练习题目 |
将下面记录中从含有“Itemize the components”的那一行到含有“volume-bar: [633, 515, 636, 532]”的那一行（首尾两行都算在内）整理成 JSON 字符串列表，每行对应一个字符串，空行略去。只处理这一段。

练习记录 |
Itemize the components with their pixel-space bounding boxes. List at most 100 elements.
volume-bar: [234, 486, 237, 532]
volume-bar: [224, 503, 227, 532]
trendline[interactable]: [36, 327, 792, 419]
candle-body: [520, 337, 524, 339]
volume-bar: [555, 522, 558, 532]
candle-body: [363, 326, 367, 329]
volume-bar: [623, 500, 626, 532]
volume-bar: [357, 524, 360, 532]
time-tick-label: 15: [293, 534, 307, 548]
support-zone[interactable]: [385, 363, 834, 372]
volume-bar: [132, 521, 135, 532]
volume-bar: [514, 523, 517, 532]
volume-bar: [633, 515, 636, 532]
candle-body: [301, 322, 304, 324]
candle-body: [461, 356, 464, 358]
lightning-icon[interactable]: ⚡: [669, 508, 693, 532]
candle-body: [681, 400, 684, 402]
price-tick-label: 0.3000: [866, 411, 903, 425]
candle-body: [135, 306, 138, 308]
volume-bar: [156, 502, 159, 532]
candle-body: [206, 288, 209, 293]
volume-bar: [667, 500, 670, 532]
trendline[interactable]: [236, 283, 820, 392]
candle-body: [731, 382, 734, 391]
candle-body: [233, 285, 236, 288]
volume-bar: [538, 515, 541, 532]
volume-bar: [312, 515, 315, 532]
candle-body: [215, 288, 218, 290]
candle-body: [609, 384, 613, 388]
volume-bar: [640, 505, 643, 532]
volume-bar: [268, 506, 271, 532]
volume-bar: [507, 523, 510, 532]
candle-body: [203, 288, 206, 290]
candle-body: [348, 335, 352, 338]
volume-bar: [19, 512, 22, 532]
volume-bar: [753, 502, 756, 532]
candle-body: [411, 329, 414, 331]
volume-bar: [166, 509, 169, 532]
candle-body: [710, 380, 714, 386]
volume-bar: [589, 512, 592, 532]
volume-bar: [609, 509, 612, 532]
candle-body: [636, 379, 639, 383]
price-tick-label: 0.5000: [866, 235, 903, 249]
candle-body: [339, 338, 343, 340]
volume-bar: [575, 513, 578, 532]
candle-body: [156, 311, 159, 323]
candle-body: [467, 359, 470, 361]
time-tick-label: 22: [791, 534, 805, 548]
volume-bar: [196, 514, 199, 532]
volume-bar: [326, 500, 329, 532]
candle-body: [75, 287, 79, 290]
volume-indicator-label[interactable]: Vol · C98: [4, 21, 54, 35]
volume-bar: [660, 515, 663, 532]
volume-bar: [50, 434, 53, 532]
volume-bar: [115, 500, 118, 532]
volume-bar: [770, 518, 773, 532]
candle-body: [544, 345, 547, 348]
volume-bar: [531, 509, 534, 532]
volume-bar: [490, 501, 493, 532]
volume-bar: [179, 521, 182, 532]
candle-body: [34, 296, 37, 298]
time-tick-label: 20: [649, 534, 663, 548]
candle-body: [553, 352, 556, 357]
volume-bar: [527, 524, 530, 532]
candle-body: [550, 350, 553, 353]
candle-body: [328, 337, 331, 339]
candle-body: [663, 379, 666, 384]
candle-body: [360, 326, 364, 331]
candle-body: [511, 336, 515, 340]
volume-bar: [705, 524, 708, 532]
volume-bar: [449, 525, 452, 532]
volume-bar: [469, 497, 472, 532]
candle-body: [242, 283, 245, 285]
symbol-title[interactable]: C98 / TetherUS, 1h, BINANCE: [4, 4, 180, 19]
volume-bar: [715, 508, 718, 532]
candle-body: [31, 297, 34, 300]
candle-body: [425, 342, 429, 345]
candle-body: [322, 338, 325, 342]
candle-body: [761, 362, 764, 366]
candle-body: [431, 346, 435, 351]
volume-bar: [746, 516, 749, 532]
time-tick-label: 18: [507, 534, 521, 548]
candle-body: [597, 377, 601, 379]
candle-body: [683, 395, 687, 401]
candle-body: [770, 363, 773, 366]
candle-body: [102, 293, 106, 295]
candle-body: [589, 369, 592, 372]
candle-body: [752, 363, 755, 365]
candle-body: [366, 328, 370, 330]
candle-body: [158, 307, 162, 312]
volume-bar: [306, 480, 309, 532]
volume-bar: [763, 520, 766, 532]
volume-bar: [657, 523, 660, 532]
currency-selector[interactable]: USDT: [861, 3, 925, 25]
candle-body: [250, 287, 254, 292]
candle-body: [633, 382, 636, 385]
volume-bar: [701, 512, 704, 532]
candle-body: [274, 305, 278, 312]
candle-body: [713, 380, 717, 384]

---

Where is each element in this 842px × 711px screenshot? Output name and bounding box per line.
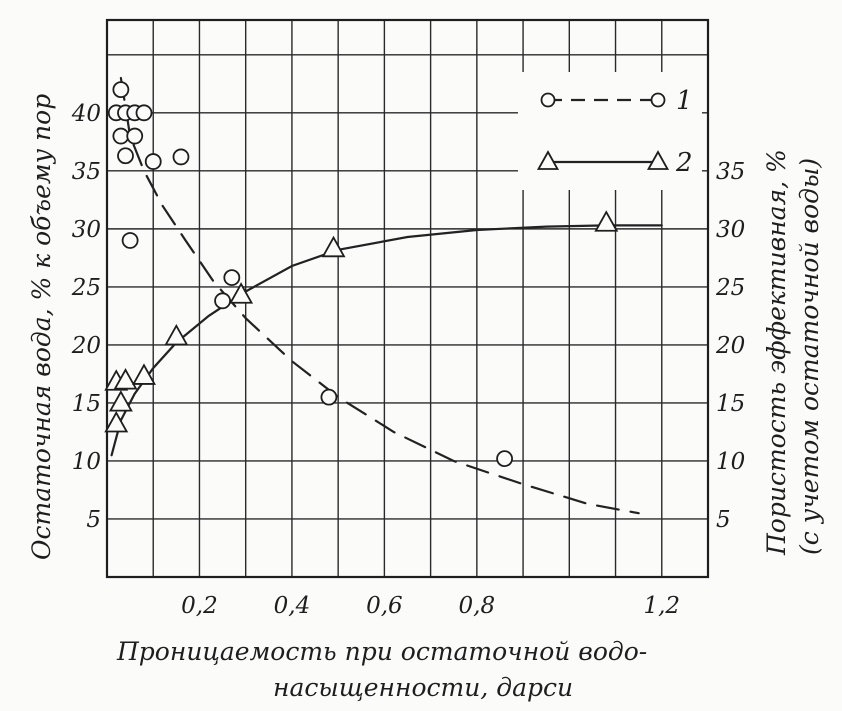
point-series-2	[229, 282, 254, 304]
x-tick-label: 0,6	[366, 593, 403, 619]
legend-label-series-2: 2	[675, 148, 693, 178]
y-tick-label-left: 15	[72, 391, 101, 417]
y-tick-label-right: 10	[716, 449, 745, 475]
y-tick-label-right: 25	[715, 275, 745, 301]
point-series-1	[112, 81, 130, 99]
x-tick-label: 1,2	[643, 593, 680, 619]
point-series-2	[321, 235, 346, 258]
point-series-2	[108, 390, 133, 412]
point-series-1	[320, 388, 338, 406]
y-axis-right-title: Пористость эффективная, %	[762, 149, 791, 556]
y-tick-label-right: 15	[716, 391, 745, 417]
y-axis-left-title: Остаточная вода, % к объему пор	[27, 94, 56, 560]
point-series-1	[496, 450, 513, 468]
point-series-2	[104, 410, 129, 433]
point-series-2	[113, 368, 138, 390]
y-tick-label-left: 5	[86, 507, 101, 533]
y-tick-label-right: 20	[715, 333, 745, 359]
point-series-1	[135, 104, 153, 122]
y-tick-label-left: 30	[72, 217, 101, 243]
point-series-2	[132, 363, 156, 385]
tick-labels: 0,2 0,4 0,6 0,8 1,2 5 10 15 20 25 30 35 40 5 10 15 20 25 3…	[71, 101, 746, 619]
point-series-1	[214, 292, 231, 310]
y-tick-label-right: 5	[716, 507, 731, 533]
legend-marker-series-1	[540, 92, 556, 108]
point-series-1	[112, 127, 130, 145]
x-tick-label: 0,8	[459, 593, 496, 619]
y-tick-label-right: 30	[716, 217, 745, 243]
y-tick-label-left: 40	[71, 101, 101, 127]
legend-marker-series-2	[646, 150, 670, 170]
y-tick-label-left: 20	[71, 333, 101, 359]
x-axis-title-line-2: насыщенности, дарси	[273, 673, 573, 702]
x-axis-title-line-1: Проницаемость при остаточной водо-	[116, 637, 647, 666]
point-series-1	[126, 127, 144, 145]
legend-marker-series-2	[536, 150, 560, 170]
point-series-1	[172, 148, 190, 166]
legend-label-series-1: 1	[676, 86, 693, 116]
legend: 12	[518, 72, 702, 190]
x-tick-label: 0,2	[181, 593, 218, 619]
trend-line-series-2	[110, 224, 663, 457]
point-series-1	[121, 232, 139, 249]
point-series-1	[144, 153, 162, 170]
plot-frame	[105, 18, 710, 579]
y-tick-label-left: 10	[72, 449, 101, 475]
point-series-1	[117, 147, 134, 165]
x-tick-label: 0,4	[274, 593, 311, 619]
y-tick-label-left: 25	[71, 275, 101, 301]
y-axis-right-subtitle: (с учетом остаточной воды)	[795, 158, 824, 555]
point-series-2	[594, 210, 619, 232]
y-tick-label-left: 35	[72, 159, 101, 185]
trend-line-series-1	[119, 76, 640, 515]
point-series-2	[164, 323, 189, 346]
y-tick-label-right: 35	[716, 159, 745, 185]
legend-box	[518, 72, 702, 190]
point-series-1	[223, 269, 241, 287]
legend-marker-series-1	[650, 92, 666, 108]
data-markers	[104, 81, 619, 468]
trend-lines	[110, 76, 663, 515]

完整答案 |
[
  "Itemize the components with their pixel-space bounding boxes. List at most 100 elements.",
  "volume-bar: [234, 486, 237, 532]",
  "volume-bar: [224, 503, 227, 532]",
  "trendline[interactable]: [36, 327, 792, 419]",
  "candle-body: [520, 337, 524, 339]",
  "volume-bar: [555, 522, 558, 532]",
  "candle-body: [363, 326, 367, 329]",
  "volume-bar: [623, 500, 626, 532]",
  "volume-bar: [357, 524, 360, 532]",
  "time-tick-label: 15: [293, 534, 307, 548]",
  "support-zone[interactable]: [385, 363, 834, 372]",
  "volume-bar: [132, 521, 135, 532]",
  "volume-bar: [514, 523, 517, 532]",
  "volume-bar: [633, 515, 636, 532]"
]